§ FRAGMENTO PARA REVISAR
Observa cómo la ceniza crece lenta, recordándote que todo lo bueno se consume. Pero qué importa cuando tienes entre manos la llave a esa fraternidad universal de fumadores: esos instantes robados en escaleras de incendios, esas miradas de entendimiento cuando pides fuego a un extraño. Este cigarrillo es tu billete a una pausa obligada en un mundo que no para, tu excusa perfecta para dejar la conversación cuando te conviene.

Las estadísticas son aburridas. Los pulmones son cosa de médicos. Hoy hablamos del placer inmediato de oler a tabaco recién encendido, de cómo tus gestos se vuelven más interesantes cuando hay un cigarrillo dibujando arabescos entre tus dedos. ¿Sabías que incluso tu silueta mejora contra el humo? Esa nube gris no es cáncer, es atmósfera, es carácter, es la materialización visible de tu exhalación pensativa.

§ LISTA DE ACTIVIDADES
1. Devuelve el fragmento del texto sobre el cigarrillo que empieza en "Observa cómo la" y termina en "tu exhalación pensativa.".
2. En una a tres oraciones, explica por qué el texto sobre el cigarrillo lo llama una excusa perfecta.
3. Continúa el texto sobre el cigarrillo a partir de su última oración.

§ DATOS EN ESTUDIO
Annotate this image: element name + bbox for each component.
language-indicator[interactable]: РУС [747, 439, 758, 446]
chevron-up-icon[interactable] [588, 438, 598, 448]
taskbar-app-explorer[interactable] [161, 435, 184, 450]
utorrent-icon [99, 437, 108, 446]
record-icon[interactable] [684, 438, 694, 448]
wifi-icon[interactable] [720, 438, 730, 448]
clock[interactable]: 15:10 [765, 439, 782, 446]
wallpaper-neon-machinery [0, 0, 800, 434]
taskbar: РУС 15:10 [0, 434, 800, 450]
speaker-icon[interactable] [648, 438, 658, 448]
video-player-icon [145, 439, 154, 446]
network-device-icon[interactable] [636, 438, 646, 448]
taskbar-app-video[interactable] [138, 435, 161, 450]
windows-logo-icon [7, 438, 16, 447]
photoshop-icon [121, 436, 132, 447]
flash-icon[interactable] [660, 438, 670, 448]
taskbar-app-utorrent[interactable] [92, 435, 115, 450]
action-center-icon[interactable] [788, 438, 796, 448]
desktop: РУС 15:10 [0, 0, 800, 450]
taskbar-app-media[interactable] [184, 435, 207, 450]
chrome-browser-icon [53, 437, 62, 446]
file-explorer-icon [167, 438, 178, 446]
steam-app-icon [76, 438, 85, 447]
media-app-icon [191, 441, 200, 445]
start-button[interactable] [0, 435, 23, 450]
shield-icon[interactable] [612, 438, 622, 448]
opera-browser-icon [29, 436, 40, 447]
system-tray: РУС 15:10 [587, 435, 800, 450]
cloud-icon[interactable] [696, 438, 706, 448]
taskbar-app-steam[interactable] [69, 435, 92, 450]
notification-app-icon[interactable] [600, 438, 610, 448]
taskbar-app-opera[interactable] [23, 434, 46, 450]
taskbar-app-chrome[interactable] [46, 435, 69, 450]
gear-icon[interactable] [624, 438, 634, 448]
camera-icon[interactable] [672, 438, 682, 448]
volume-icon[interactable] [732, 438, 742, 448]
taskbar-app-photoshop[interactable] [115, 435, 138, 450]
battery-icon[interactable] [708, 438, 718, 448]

§ RESPUESTAS NUMERADAS
1.
Observa cómo la ceniza crece lenta, recordándote que todo lo bueno se consume. Pero qué importa cuando tienes entre manos la llave a esa fraternidad universal de fumadores: esos instantes robados en escaleras de incendios, esas miradas de entendimiento cuando pides fuego a un extraño. Este cigarrillo es tu billete a una pausa obligada en un mundo que no para, tu excusa perfecta para dejar la conversación cuando te conviene.

Las estadísticas son aburridas. Los pulmones son cosa de médicos. Hoy hablamos del placer inmediato de oler a tabaco recién encendido, de cómo tus gestos se vuelven más interesantes cuando hay un cigarrillo dibujando arabescos entre tus dedos. ¿Sabías que incluso tu silueta mejora contra el humo? Esa nube gris no es cáncer, es atmósfera, es carácter, es la materialización visible de tu exhalación pensativa.

2. Lo llama excusa perfecta porque permite dejar la conversación cuando a uno le conviene. Además, lo presenta como un billete a una pausa obligada en un mundo que no para.

3.
Compra ahora. No por la nicotina (esa pobre excusa química), sino por todo lo que representa: el paquete abultando en el bolsillo de tu chaqueta, el mechero que siempre tienes a mano, ese momento en que inclinas la cabeza para proteger la llama del viento. Estás adquiriendo una identidad, una tradición centenaria de hombres interesantes y mujeres misteriosas que supieron que la vida sabe mejor con un filtro de celulosa entre los labios.

Fíjate bien. Ahí está, en cualquier estanco, gasolinera o máquina expendedora. No hay que pedirlo en voz baja, ni buscar a un dealer en un callejón. No hay miradas de sospecha al comprarlo. Es legal, accesible, casi inocuo a simple vista. Un paquete de cigarrillos parece tan inofensivo como una barra de pan. Pero no nos engañemos: esto es droga. Droga con publicidad, con horario comercial y hasta con promociones.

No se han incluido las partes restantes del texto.